The task: Copy the data below exactly, omitting any picture it contains.

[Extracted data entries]
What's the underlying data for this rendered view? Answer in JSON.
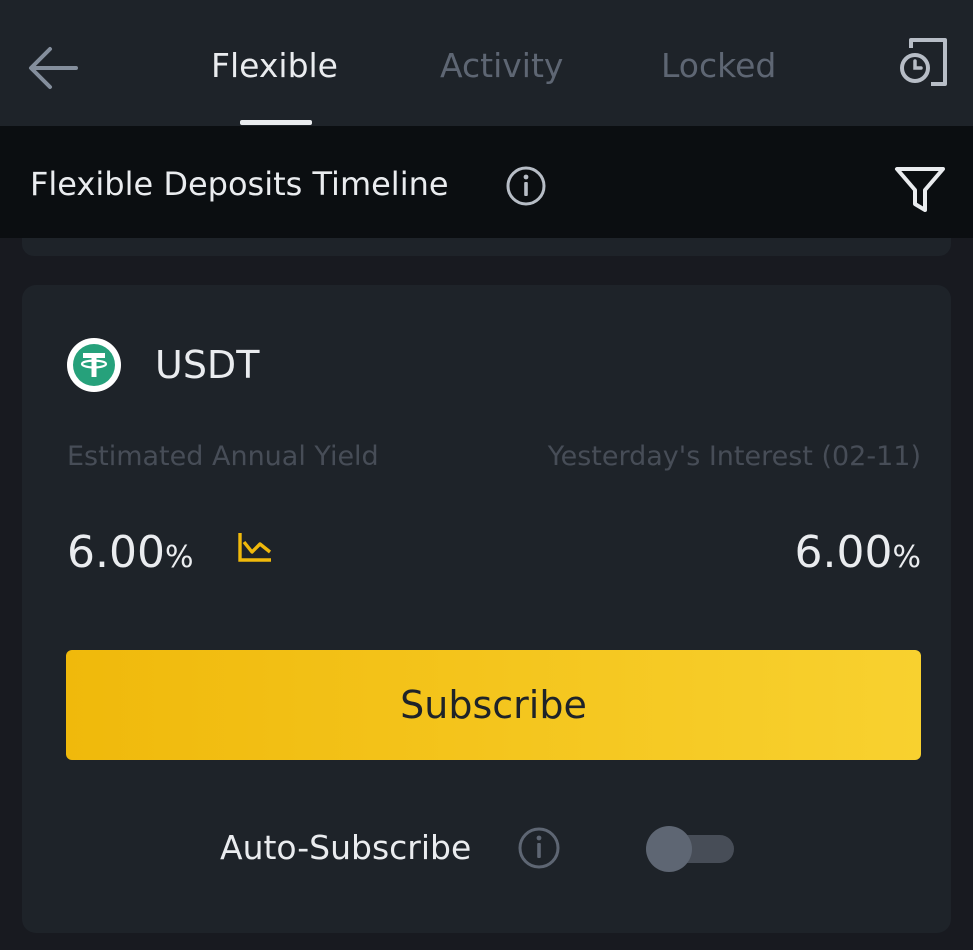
{
  "nav": {
    "tabs": [
      {
        "label": "Flexible",
        "active": true
      },
      {
        "label": "Activity",
        "active": false
      },
      {
        "label": "Locked",
        "active": false
      }
    ],
    "back_icon": "arrow-left-icon",
    "history_icon": "history-clock-icon"
  },
  "timeline": {
    "title": "Flexible Deposits Timeline",
    "info_icon": "info-icon",
    "filter_icon": "filter-icon"
  },
  "product": {
    "coin": "USDT",
    "coin_icon": "tether-logo",
    "estimated_yield_label": "Estimated Annual Yield",
    "estimated_yield_value": "6.00",
    "estimated_yield_unit": "%",
    "yesterday_label": "Yesterday's Interest (02-11)",
    "yesterday_value": "6.00",
    "yesterday_unit": "%",
    "chart_icon": "trend-chart-icon",
    "subscribe_label": "Subscribe",
    "auto_subscribe_label": "Auto-Subscribe",
    "auto_subscribe_on": false
  },
  "colors": {
    "background": "#181a20",
    "surface": "#1e2329",
    "accent": "#f0b90b",
    "tether_green": "#26a17b"
  }
}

Answer:
What's the underlying data for this rendered view? Answer in JSON.
{
  "nav": {
    "tabs": [
      {
        "label": "Flexible",
        "active": true
      },
      {
        "label": "Activity",
        "active": false
      },
      {
        "label": "Locked",
        "active": false
      }
    ],
    "back_icon": "arrow-left-icon",
    "history_icon": "history-clock-icon"
  },
  "timeline": {
    "title": "Flexible Deposits Timeline",
    "info_icon": "info-icon",
    "filter_icon": "filter-icon"
  },
  "product": {
    "coin": "USDT",
    "coin_icon": "tether-logo",
    "estimated_yield_label": "Estimated Annual Yield",
    "estimated_yield_value": "6.00",
    "estimated_yield_unit": "%",
    "yesterday_label": "Yesterday's Interest (02-11)",
    "yesterday_value": "6.00",
    "yesterday_unit": "%",
    "chart_icon": "trend-chart-icon",
    "subscribe_label": "Subscribe",
    "auto_subscribe_label": "Auto-Subscribe",
    "auto_subscribe_on": false
  },
  "colors": {
    "background": "#181a20",
    "surface": "#1e2329",
    "accent": "#f0b90b",
    "tether_green": "#26a17b"
  }
}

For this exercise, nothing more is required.